- [DATA TO PROCESS]
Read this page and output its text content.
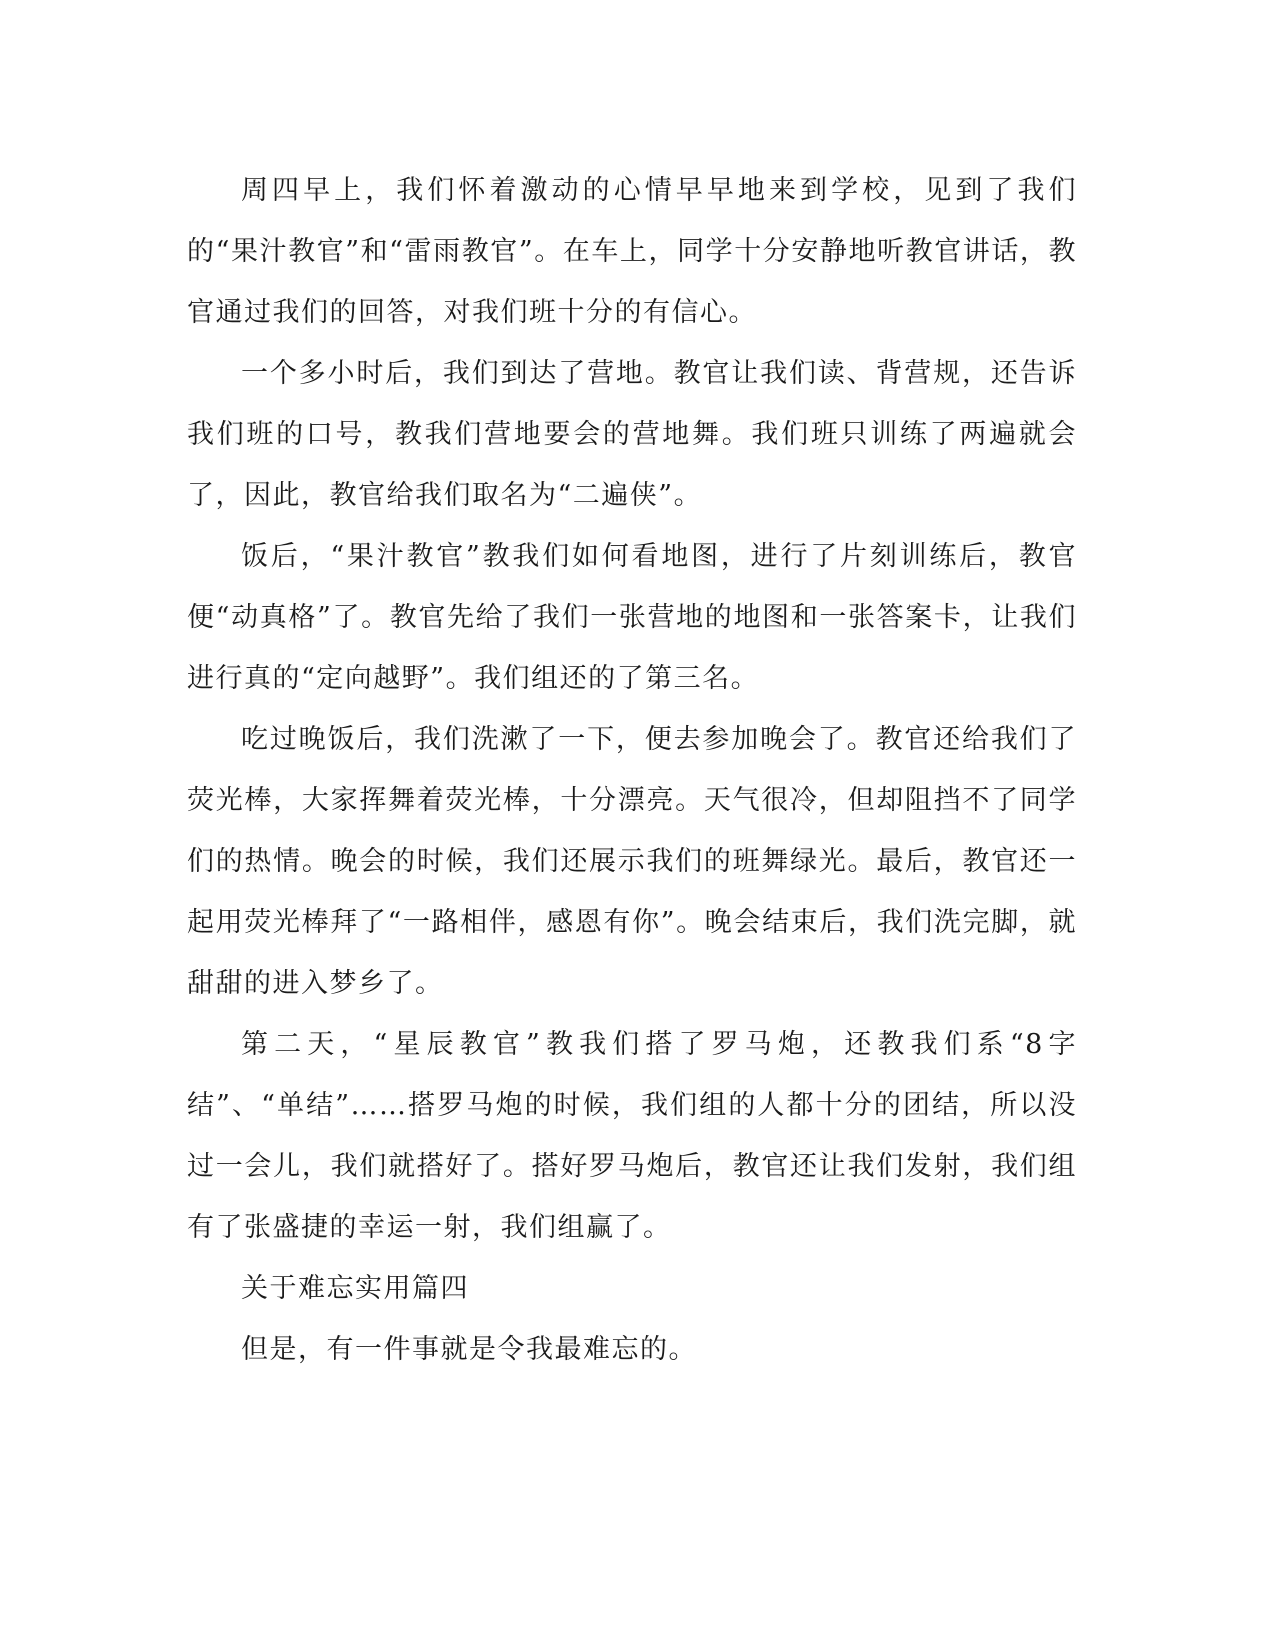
周四早上，我们怀着激动的心情早早地来到学校，见到了我们的“果汁教官”和“雷雨教官”。在车上，同学十分安静地听教官讲话，教官通过我们的回答，对我们班十分的有信心。

一个多小时后，我们到达了营地。教官让我们读、背营规，还告诉我们班的口号，教我们营地要会的营地舞。我们班只训练了两遍就会了，因此，教官给我们取名为“二遍侠”。

饭后，“果汁教官”教我们如何看地图，进行了片刻训练后，教官便“动真格”了。教官先给了我们一张营地的地图和一张答案卡，让我们进行真的“定向越野”。我们组还的了第三名。

吃过晚饭后，我们洗漱了一下，便去参加晚会了。教官还给我们了荧光棒，大家挥舞着荧光棒，十分漂亮。天气很冷，但却阻挡不了同学们的热情。晚会的时候，我们还展示我们的班舞绿光。最后，教官还一起用荧光棒拜了“一路相伴，感恩有你”。晚会结束后，我们洗完脚，就甜甜的进入梦乡了。

第二天，“星辰教官”教我们搭了罗马炮，还教我们系“8字结”、“单结”……搭罗马炮的时候，我们组的人都十分的团结，所以没过一会儿，我们就搭好了。搭好罗马炮后，教官还让我们发射，我们组有了张盛捷的幸运一射，我们组赢了。

关于难忘实用篇四

但是，有一件事就是令我最难忘的。
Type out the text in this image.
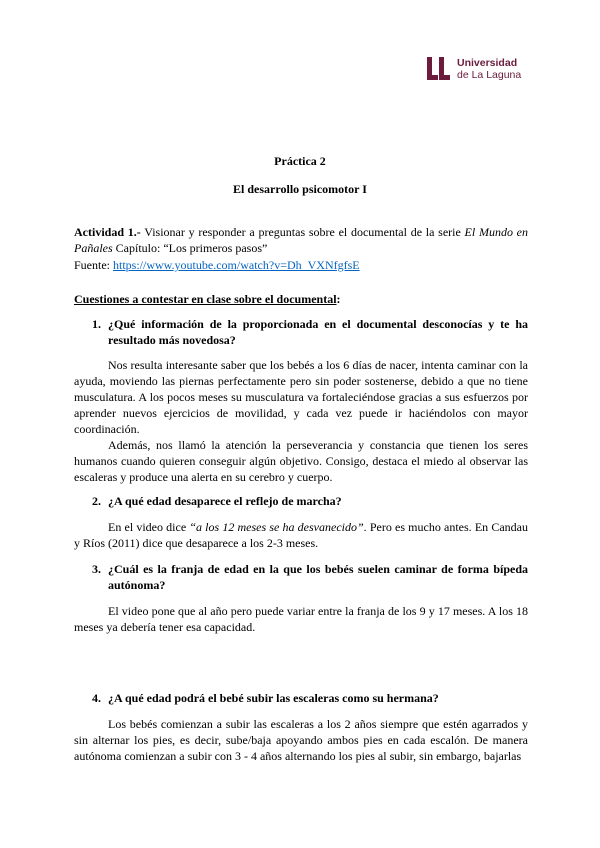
Universidad
de La Laguna
Práctica 2
El desarrollo psicomotor I
Actividad 1.- Visionar y responder a preguntas sobre el documental de la serie El Mundo en Pañales Capítulo: “Los primeros pasos”
Fuente: https://www.youtube.com/watch?v=Dh_VXNfgfsE
Cuestiones a contestar en clase sobre el documental:
1. ¿Qué información de la proporcionada en el documental desconocías y te ha resultado más novedosa?
Nos resulta interesante saber que los bebés a los 6 días de nacer, intenta caminar con la ayuda, moviendo las piernas perfectamente pero sin poder sostenerse, debido a que no tiene musculatura. A los pocos meses su musculatura va fortaleciéndose gracias a sus esfuerzos por aprender nuevos ejercicios de movilidad, y cada vez puede ir haciéndolos con mayor coordinación.
Además, nos llamó la atención la perseverancia y constancia que tienen los seres humanos cuando quieren conseguir algún objetivo. Consigo, destaca el miedo al observar las escaleras y produce una alerta en su cerebro y cuerpo.
2. ¿A qué edad desaparece el reflejo de marcha?
En el video dice “a los 12 meses se ha desvanecido”. Pero es mucho antes. En Candau y Ríos (2011) dice que desaparece a los 2-3 meses.
3. ¿Cuál es la franja de edad en la que los bebés suelen caminar de forma bípeda autónoma?
El video pone que al año pero puede variar entre la franja de los 9 y 17 meses. A los 18 meses ya debería tener esa capacidad.
4. ¿A qué edad podrá el bebé subir las escaleras como su hermana?
Los bebés comienzan a subir las escaleras a los 2 años siempre que estén agarrados y sin alternar los pies, es decir, sube/baja apoyando ambos pies en cada escalón. De manera autónoma comienzan a subir con 3 - 4 años alternando los pies al subir, sin embargo, bajarlas
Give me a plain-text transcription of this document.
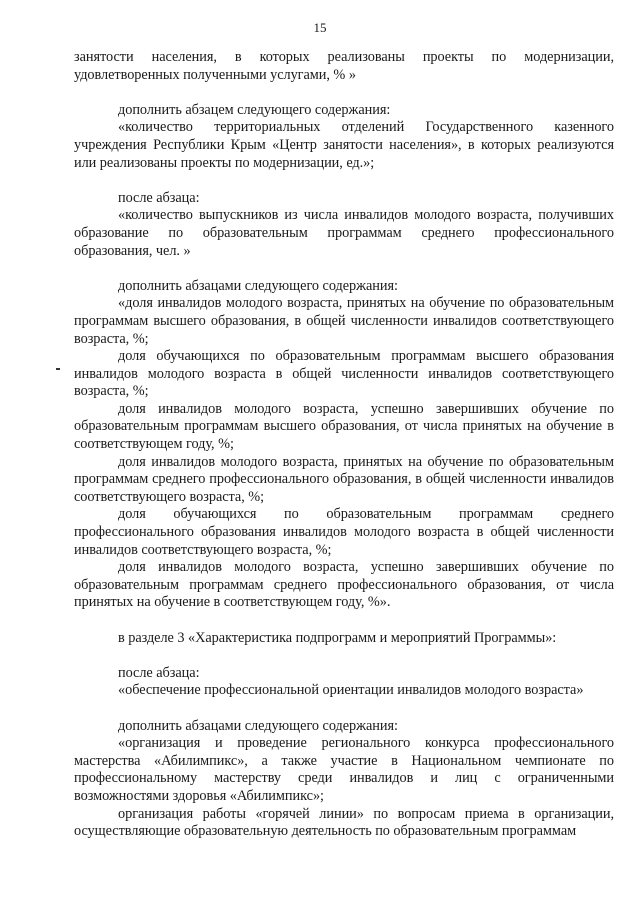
15

занятости населения, в которых реализованы проекты по модернизации, удовлетворенных полученными услугами, % »

дополнить абзацем следующего содержания:

«количество территориальных отделений Государственного казенного учреждения Республики Крым «Центр занятости населения», в которых реализуются или реализованы проекты по модернизации, ед.»;

после абзаца:

«количество выпускников из числа инвалидов молодого возраста, получивших образование по образовательным программам среднего профессионального образования, чел. »

дополнить абзацами следующего содержания:

«доля инвалидов молодого возраста, принятых на обучение по образовательным программам высшего образования, в общей численности инвалидов соответствующего возраста, %;

доля обучающихся по образовательным программам высшего образования инвалидов молодого возраста в общей численности инвалидов соответствующего возраста, %;

доля инвалидов молодого возраста, успешно завершивших обучение по образовательным программам высшего образования, от числа принятых на обучение в соответствующем году, %;

доля инвалидов молодого возраста, принятых на обучение по образовательным программам среднего профессионального образования, в общей численности инвалидов соответствующего возраста, %;

доля обучающихся по образовательным программам среднего профессионального образования инвалидов молодого возраста в общей численности инвалидов соответствующего возраста, %;

доля инвалидов молодого возраста, успешно завершивших обучение по образовательным программам среднего профессионального образования, от числа принятых на обучение в соответствующем году, %».

в разделе 3 «Характеристика подпрограмм и мероприятий Программы»:

после абзаца:

«обеспечение профессиональной ориентации инвалидов молодого возраста»

дополнить абзацами следующего содержания:

«организация и проведение регионального конкурса профессионального мастерства «Абилимпикс», а также участие в Национальном чемпионате по профессиональному мастерству среди инвалидов и лиц с ограниченными возможностями здоровья «Абилимпикс»;

организация работы «горячей линии» по вопросам приема в организации, осуществляющие образовательную деятельность по образовательным программам
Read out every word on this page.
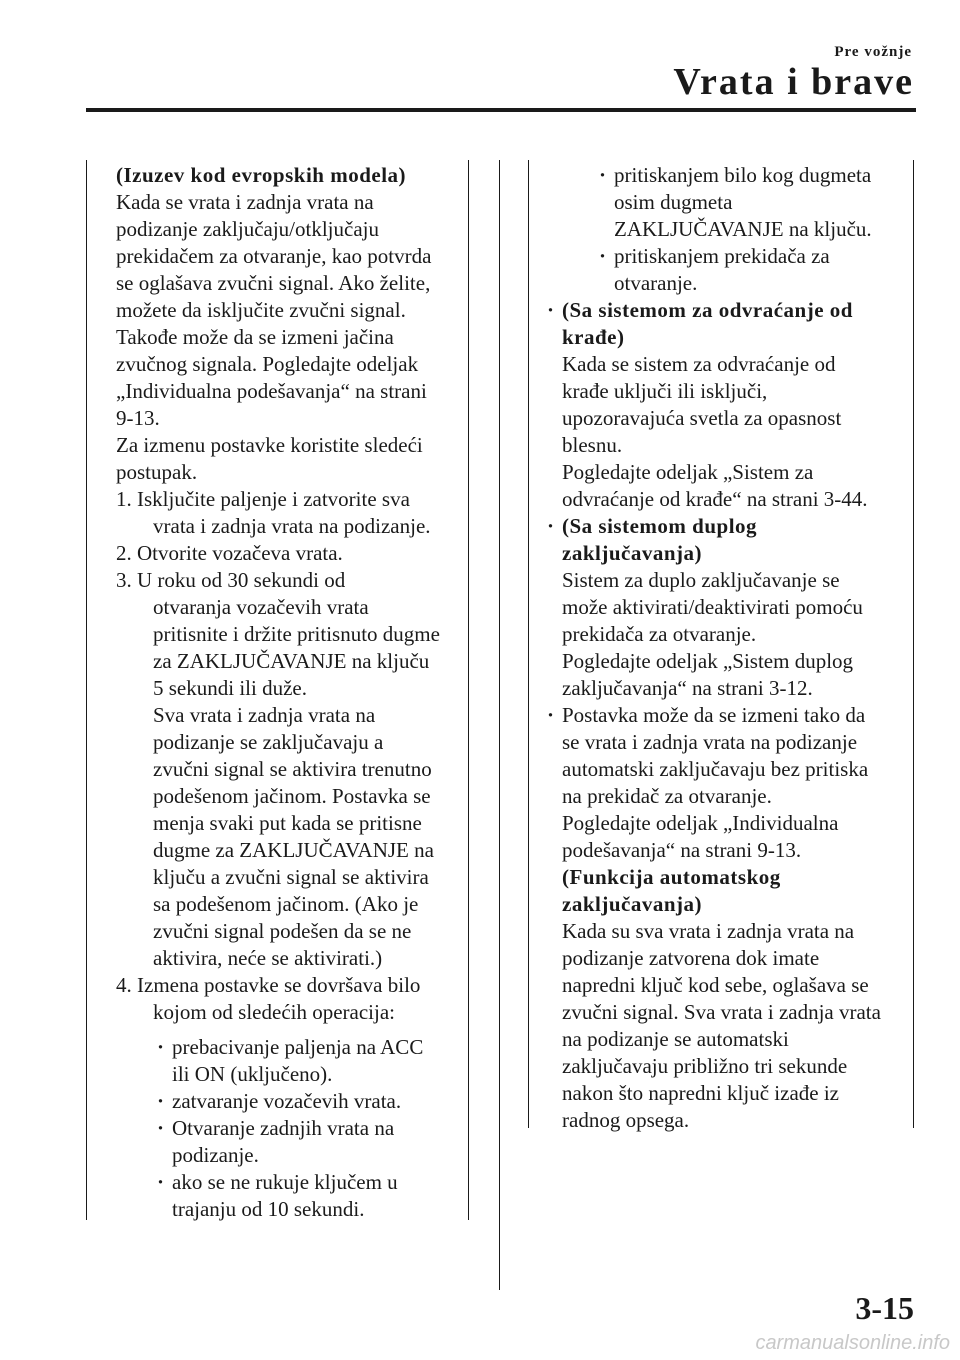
Pre vožnje
Vrata i brave

(Izuzev kod evropskih modela)

Kada se vrata i zadnja vrata na

podizanje zaključaju/otključaju

prekidačem za otvaranje, kao potvrda

se oglašava zvučni signal. Ako želite,

možete da isključite zvučni signal.

Takođe može da se izmeni jačina

zvučnog signala. Pogledajte odeljak

„Individualna podešavanja“ na strani

9-13.

Za izmenu postavke koristite sledeći

postupak.

1. Isključite paljenje i zatvorite sva

vrata i zadnja vrata na podizanje.

2. Otvorite vozačeva vrata.

3. U roku od 30 sekundi od

otvaranja vozačevih vrata

pritisnite i držite pritisnuto dugme

za ZAKLJUČAVANJE na ključu

5 sekundi ili duže.

Sva vrata i zadnja vrata na

podizanje se zaključavaju a

zvučni signal se aktivira trenutno

podešenom jačinom. Postavka se

menja svaki put kada se pritisne

dugme za ZAKLJUČAVANJE na

ključu a zvučni signal se aktivira

sa podešenom jačinom. (Ako je

zvučni signal podešen da se ne

aktivira, neće se aktivirati.)

4. Izmena postavke se dovršava bilo

kojom od sledećih operacija:

· prebacivanje paljenja na ACC

ili ON (uključeno).

· zatvaranje vozačevih vrata.

· Otvaranje zadnjih vrata na

podizanje.

· ako se ne rukuje ključem u

trajanju od 10 sekundi.

· pritiskanjem bilo kog dugmeta

osim dugmeta

ZAKLJUČAVANJE na ključu.

· pritiskanjem prekidača za

otvaranje.

· (Sa sistemom za odvraćanje od

krađe)

Kada se sistem za odvraćanje od

krađe uključi ili isključi,

upozoravajuća svetla za opasnost

blesnu.

Pogledajte odeljak „Sistem za

odvraćanje od krađe“ na strani 3-44.

· (Sa sistemom duplog

zaključavanja)

Sistem za duplo zaključavanje se

može aktivirati/deaktivirati pomoću

prekidača za otvaranje.

Pogledajte odeljak „Sistem duplog

zaključavanja“ na strani 3-12.

· Postavka može da se izmeni tako da

se vrata i zadnja vrata na podizanje

automatski zaključavaju bez pritiska

na prekidač za otvaranje.

Pogledajte odeljak „Individualna

podešavanja“ na strani 9-13.

(Funkcija automatskog

zaključavanja)

Kada su sva vrata i zadnja vrata na

podizanje zatvorena dok imate

napredni ključ kod sebe, oglašava se

zvučni signal. Sva vrata i zadnja vrata

na podizanje se automatski

zaključavaju približno tri sekunde

nakon što napredni ključ izađe iz

radnog opsega.

3-15
carmanualsonline.info
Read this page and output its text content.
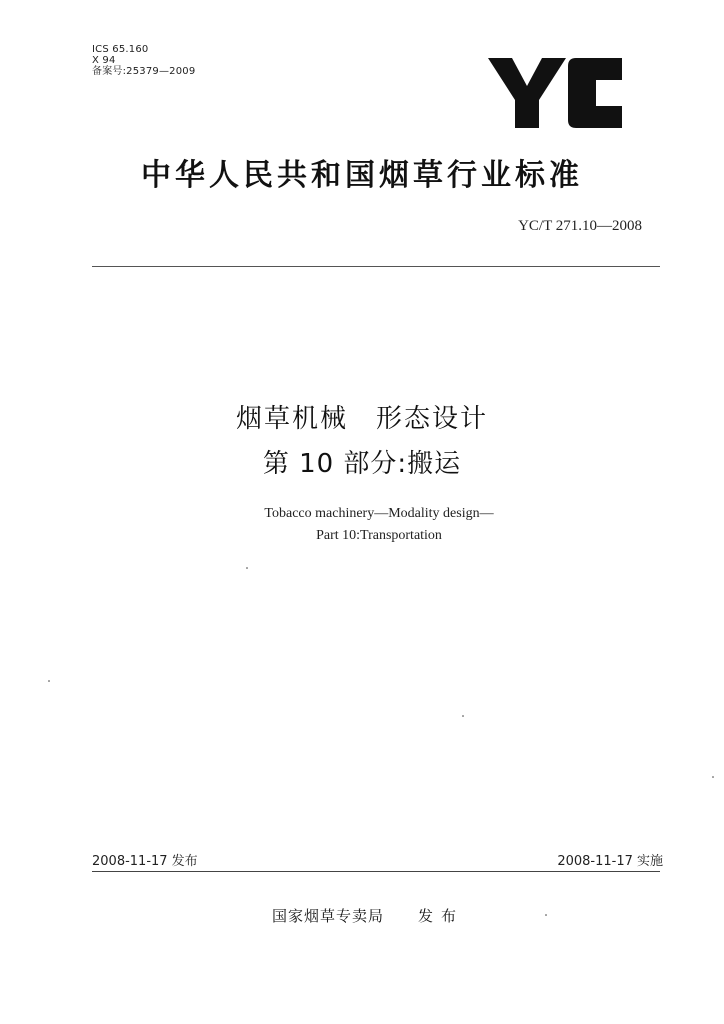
ICS 65.160
X 94
备案号:25379—2009
中华人民共和国烟草行业标准
YC/T 271.10—2008
烟草机械　形态设计
第 10 部分:搬运
Tobacco machinery—Modality design—
Part 10:Transportation
2008-11-17 发布	2008-11-17 实施
国家烟草专卖局 发布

- [WHAT YOU SHOULD DO] Your task is to retype all the entries exactly and leave out any pictures.

- [ANSWER TO THE TASK]
Read this page and output its text content.
周四早上，我们怀着激动的心情早早地来到学校，见到了我们的“果汁教官”和“雷雨教官”。在车上，同学十分安静地听教官讲话，教官通过我们的回答，对我们班十分的有信心。

一个多小时后，我们到达了营地。教官让我们读、背营规，还告诉我们班的口号，教我们营地要会的营地舞。我们班只训练了两遍就会了，因此，教官给我们取名为“二遍侠”。

饭后，“果汁教官”教我们如何看地图，进行了片刻训练后，教官便“动真格”了。教官先给了我们一张营地的地图和一张答案卡，让我们进行真的“定向越野”。我们组还的了第三名。

吃过晚饭后，我们洗漱了一下，便去参加晚会了。教官还给我们了荧光棒，大家挥舞着荧光棒，十分漂亮。天气很冷，但却阻挡不了同学们的热情。晚会的时候，我们还展示我们的班舞绿光。最后，教官还一起用荧光棒拜了“一路相伴，感恩有你”。晚会结束后，我们洗完脚，就甜甜的进入梦乡了。

第二天，“星辰教官”教我们搭了罗马炮，还教我们系“8字结”、“单结”……搭罗马炮的时候，我们组的人都十分的团结，所以没过一会儿，我们就搭好了。搭好罗马炮后，教官还让我们发射，我们组有了张盛捷的幸运一射，我们组赢了。

关于难忘实用篇四

但是，有一件事就是令我最难忘的。
Type out the text in this image.
Universidad
de La Laguna
Práctica 2
El desarrollo psicomotor I
Actividad 1.- Visionar y responder a preguntas sobre el documental de la serie El Mundo en Pañales Capítulo: “Los primeros pasos”
Fuente: https://www.youtube.com/watch?v=Dh_VXNfgfsE
Cuestiones a contestar en clase sobre el documental:
1. ¿Qué información de la proporcionada en el documental desconocías y te ha resultado más novedosa?
Nos resulta interesante saber que los bebés a los 6 días de nacer, intenta caminar con la ayuda, moviendo las piernas perfectamente pero sin poder sostenerse, debido a que no tiene musculatura. A los pocos meses su musculatura va fortaleciéndose gracias a sus esfuerzos por aprender nuevos ejercicios de movilidad, y cada vez puede ir haciéndolos con mayor coordinación.
Además, nos llamó la atención la perseverancia y constancia que tienen los seres humanos cuando quieren conseguir algún objetivo. Consigo, destaca el miedo al observar las escaleras y produce una alerta en su cerebro y cuerpo.
2. ¿A qué edad desaparece el reflejo de marcha?
En el video dice “a los 12 meses se ha desvanecido”. Pero es mucho antes. En Candau y Ríos (2011) dice que desaparece a los 2-3 meses.
3. ¿Cuál es la franja de edad en la que los bebés suelen caminar de forma bípeda autónoma?
El video pone que al año pero puede variar entre la franja de los 9 y 17 meses. A los 18 meses ya debería tener esa capacidad.
4. ¿A qué edad podrá el bebé subir las escaleras como su hermana?
Los bebés comienzan a subir las escaleras a los 2 años siempre que estén agarrados y sin alternar los pies, es decir, sube/baja apoyando ambos pies en cada escalón. De manera autónoma comienzan a subir con 3 - 4 años alternando los pies al subir, sin embargo, bajarlas
Give me a plain-text transcription of this document.
15

занятости населения, в которых реализованы проекты по модернизации, удовлетворенных полученными услугами, % »

дополнить абзацем следующего содержания:

«количество территориальных отделений Государственного казенного учреждения Республики Крым «Центр занятости населения», в которых реализуются или реализованы проекты по модернизации, ед.»;

после абзаца:

«количество выпускников из числа инвалидов молодого возраста, получивших образование по образовательным программам среднего профессионального образования, чел. »

дополнить абзацами следующего содержания:

«доля инвалидов молодого возраста, принятых на обучение по образовательным программам высшего образования, в общей численности инвалидов соответствующего возраста, %;

доля обучающихся по образовательным программам высшего образования инвалидов молодого возраста в общей численности инвалидов соответствующего возраста, %;

доля инвалидов молодого возраста, успешно завершивших обучение по образовательным программам высшего образования, от числа принятых на обучение в соответствующем году, %;

доля инвалидов молодого возраста, принятых на обучение по образовательным программам среднего профессионального образования, в общей численности инвалидов соответствующего возраста, %;

доля обучающихся по образовательным программам среднего профессионального образования инвалидов молодого возраста в общей численности инвалидов соответствующего возраста, %;

доля инвалидов молодого возраста, успешно завершивших обучение по образовательным программам среднего профессионального образования, от числа принятых на обучение в соответствующем году, %».

в разделе 3 «Характеристика подпрограмм и мероприятий Программы»:

после абзаца:

«обеспечение профессиональной ориентации инвалидов молодого возраста»

дополнить абзацами следующего содержания:

«организация и проведение регионального конкурса профессионального мастерства «Абилимпикс», а также участие в Национальном чемпионате по профессиональному мастерству среди инвалидов и лиц с ограниченными возможностями здоровья «Абилимпикс»;

организация работы «горячей линии» по вопросам приема в организации, осуществляющие образовательную деятельность по образовательным программам
Read out every word on this page.
Pre vožnje
Vrata i brave

(Izuzev kod evropskih modela)

Kada se vrata i zadnja vrata na

podizanje zaključaju/otključaju

prekidačem za otvaranje, kao potvrda

se oglašava zvučni signal. Ako želite,

možete da isključite zvučni signal.

Takođe može da se izmeni jačina

zvučnog signala. Pogledajte odeljak

„Individualna podešavanja“ na strani

9-13.

Za izmenu postavke koristite sledeći

postupak.

1. Isključite paljenje i zatvorite sva

vrata i zadnja vrata na podizanje.

2. Otvorite vozačeva vrata.

3. U roku od 30 sekundi od

otvaranja vozačevih vrata

pritisnite i držite pritisnuto dugme

za ZAKLJUČAVANJE na ključu

5 sekundi ili duže.

Sva vrata i zadnja vrata na

podizanje se zaključavaju a

zvučni signal se aktivira trenutno

podešenom jačinom. Postavka se

menja svaki put kada se pritisne

dugme za ZAKLJUČAVANJE na

ključu a zvučni signal se aktivira

sa podešenom jačinom. (Ako je

zvučni signal podešen da se ne

aktivira, neće se aktivirati.)

4. Izmena postavke se dovršava bilo

kojom od sledećih operacija:

· prebacivanje paljenja na ACC

ili ON (uključeno).

· zatvaranje vozačevih vrata.

· Otvaranje zadnjih vrata na

podizanje.

· ako se ne rukuje ključem u

trajanju od 10 sekundi.

· pritiskanjem bilo kog dugmeta

osim dugmeta

ZAKLJUČAVANJE na ključu.

· pritiskanjem prekidača za

otvaranje.

· (Sa sistemom za odvraćanje od

krađe)

Kada se sistem za odvraćanje od

krađe uključi ili isključi,

upozoravajuća svetla za opasnost

blesnu.

Pogledajte odeljak „Sistem za

odvraćanje od krađe“ na strani 3-44.

· (Sa sistemom duplog

zaključavanja)

Sistem za duplo zaključavanje se

može aktivirati/deaktivirati pomoću

prekidača za otvaranje.

Pogledajte odeljak „Sistem duplog

zaključavanja“ na strani 3-12.

· Postavka može da se izmeni tako da

se vrata i zadnja vrata na podizanje

automatski zaključavaju bez pritiska

na prekidač za otvaranje.

Pogledajte odeljak „Individualna

podešavanja“ na strani 9-13.

(Funkcija automatskog

zaključavanja)

Kada su sva vrata i zadnja vrata na

podizanje zatvorena dok imate

napredni ključ kod sebe, oglašava se

zvučni signal. Sva vrata i zadnja vrata

na podizanje se automatski

zaključavaju približno tri sekunde

nakon što napredni ključ izađe iz

radnog opsega.

3-15
carmanualsonline.info
Read this page and output its text content.
ICS 65.160
X 94
备案号:25379—2009
中华人民共和国烟草行业标准
YC/T 271.10—2008
烟草机械　形态设计
第 10 部分:搬运
Tobacco machinery—Modality design—
Part 10:Transportation
2008-11-17 发布	2008-11-17 实施
国家烟草专卖局 发布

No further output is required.